**What you have to do**
Output each entry exactly; skip nothing.

**Material to process**
====================

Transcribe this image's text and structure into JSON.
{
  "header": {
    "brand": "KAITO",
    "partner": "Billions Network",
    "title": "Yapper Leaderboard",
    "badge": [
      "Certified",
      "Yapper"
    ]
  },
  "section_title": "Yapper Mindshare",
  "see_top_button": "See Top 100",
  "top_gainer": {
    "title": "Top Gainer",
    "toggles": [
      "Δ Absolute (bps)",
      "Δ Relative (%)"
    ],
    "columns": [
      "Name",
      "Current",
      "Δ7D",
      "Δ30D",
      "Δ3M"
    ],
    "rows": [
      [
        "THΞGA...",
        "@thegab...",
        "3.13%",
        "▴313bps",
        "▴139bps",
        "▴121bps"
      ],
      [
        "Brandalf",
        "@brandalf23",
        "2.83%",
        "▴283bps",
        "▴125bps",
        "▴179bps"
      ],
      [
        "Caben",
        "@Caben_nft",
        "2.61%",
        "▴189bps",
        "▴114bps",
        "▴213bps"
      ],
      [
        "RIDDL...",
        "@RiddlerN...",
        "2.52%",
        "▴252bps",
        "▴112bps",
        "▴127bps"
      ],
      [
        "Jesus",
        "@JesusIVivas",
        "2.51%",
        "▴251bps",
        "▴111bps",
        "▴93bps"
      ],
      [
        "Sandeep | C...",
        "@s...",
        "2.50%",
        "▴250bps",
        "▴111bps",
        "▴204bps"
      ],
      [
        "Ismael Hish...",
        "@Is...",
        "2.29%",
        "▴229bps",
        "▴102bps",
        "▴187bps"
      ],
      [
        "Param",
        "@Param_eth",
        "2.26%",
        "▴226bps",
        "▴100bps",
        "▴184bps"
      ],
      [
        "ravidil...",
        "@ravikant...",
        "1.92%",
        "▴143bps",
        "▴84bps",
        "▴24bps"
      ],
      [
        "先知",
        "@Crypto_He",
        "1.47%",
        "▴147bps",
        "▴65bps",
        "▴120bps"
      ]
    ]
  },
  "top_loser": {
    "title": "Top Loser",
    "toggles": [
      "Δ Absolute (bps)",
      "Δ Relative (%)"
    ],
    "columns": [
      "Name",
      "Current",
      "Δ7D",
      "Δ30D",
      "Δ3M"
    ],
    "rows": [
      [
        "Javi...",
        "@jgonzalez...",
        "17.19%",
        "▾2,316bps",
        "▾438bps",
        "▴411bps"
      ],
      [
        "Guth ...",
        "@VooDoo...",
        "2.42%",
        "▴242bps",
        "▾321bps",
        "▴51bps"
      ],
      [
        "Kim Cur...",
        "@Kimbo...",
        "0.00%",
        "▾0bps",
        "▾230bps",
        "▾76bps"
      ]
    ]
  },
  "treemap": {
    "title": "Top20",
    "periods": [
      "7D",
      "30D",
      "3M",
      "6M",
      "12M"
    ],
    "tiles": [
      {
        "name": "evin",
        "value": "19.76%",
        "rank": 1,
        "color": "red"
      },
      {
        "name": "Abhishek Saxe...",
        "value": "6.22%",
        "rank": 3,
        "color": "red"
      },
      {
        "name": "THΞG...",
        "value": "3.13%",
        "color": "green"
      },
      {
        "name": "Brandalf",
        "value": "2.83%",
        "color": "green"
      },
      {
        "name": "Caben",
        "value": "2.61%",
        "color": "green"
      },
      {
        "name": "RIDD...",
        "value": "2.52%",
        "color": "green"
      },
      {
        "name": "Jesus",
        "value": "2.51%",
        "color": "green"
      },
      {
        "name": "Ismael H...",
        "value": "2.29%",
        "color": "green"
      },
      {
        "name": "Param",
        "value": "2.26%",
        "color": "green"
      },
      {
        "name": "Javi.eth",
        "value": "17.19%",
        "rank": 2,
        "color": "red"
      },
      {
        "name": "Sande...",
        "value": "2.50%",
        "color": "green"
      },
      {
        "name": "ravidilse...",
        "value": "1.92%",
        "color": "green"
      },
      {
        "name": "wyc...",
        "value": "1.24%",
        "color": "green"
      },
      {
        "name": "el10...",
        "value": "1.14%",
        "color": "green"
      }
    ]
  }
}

====================

**The solution**
Transcribe this image's text and structure into JSON.
{
  "header": {
    "brand": "KAITO",
    "partner": "Billions Network",
    "title": "Yapper Leaderboard",
    "badge": [
      "Certified",
      "Yapper"
    ]
  },
  "section_title": "Yapper Mindshare",
  "see_top_button": "See Top 100",
  "top_gainer": {
    "title": "Top Gainer",
    "toggles": [
      "Δ Absolute (bps)",
      "Δ Relative (%)"
    ],
    "columns": [
      "Name",
      "Current",
      "Δ7D",
      "Δ30D",
      "Δ3M"
    ],
    "rows": [
      [
        "THΞGA...",
        "@thegab...",
        "3.13%",
        "▴313bps",
        "▴139bps",
        "▴121bps"
      ],
      [
        "Brandalf",
        "@brandalf23",
        "2.83%",
        "▴283bps",
        "▴125bps",
        "▴179bps"
      ],
      [
        "Caben",
        "@Caben_nft",
        "2.61%",
        "▴189bps",
        "▴114bps",
        "▴213bps"
      ],
      [
        "RIDDL...",
        "@RiddlerN...",
        "2.52%",
        "▴252bps",
        "▴112bps",
        "▴127bps"
      ],
      [
        "Jesus",
        "@JesusIVivas",
        "2.51%",
        "▴251bps",
        "▴111bps",
        "▴93bps"
      ],
      [
        "Sandeep | C...",
        "@s...",
        "2.50%",
        "▴250bps",
        "▴111bps",
        "▴204bps"
      ],
      [
        "Ismael Hish...",
        "@Is...",
        "2.29%",
        "▴229bps",
        "▴102bps",
        "▴187bps"
      ],
      [
        "Param",
        "@Param_eth",
        "2.26%",
        "▴226bps",
        "▴100bps",
        "▴184bps"
      ],
      [
        "ravidil...",
        "@ravikant...",
        "1.92%",
        "▴143bps",
        "▴84bps",
        "▴24bps"
      ],
      [
        "先知",
        "@Crypto_He",
        "1.47%",
        "▴147bps",
        "▴65bps",
        "▴120bps"
      ]
    ]
  },
  "top_loser": {
    "title": "Top Loser",
    "toggles": [
      "Δ Absolute (bps)",
      "Δ Relative (%)"
    ],
    "columns": [
      "Name",
      "Current",
      "Δ7D",
      "Δ30D",
      "Δ3M"
    ],
    "rows": [
      [
        "Javi...",
        "@jgonzalez...",
        "17.19%",
        "▾2,316bps",
        "▾438bps",
        "▴411bps"
      ],
      [
        "Guth ...",
        "@VooDoo...",
        "2.42%",
        "▴242bps",
        "▾321bps",
        "▴51bps"
      ],
      [
        "Kim Cur...",
        "@Kimbo...",
        "0.00%",
        "▾0bps",
        "▾230bps",
        "▾76bps"
      ]
    ]
  },
  "treemap": {
    "title": "Top20",
    "periods": [
      "7D",
      "30D",
      "3M",
      "6M",
      "12M"
    ],
    "tiles": [
      {
        "name": "evin",
        "value": "19.76%",
        "rank": 1,
        "color": "red"
      },
      {
        "name": "Abhishek Saxe...",
        "value": "6.22%",
        "rank": 3,
        "color": "red"
      },
      {
        "name": "THΞG...",
        "value": "3.13%",
        "color": "green"
      },
      {
        "name": "Brandalf",
        "value": "2.83%",
        "color": "green"
      },
      {
        "name": "Caben",
        "value": "2.61%",
        "color": "green"
      },
      {
        "name": "RIDD...",
        "value": "2.52%",
        "color": "green"
      },
      {
        "name": "Jesus",
        "value": "2.51%",
        "color": "green"
      },
      {
        "name": "Ismael H...",
        "value": "2.29%",
        "color": "green"
      },
      {
        "name": "Param",
        "value": "2.26%",
        "color": "green"
      },
      {
        "name": "Javi.eth",
        "value": "17.19%",
        "rank": 2,
        "color": "red"
      },
      {
        "name": "Sande...",
        "value": "2.50%",
        "color": "green"
      },
      {
        "name": "ravidilse...",
        "value": "1.92%",
        "color": "green"
      },
      {
        "name": "wyc...",
        "value": "1.24%",
        "color": "green"
      },
      {
        "name": "el10...",
        "value": "1.14%",
        "color": "green"
      }
    ]
  }
}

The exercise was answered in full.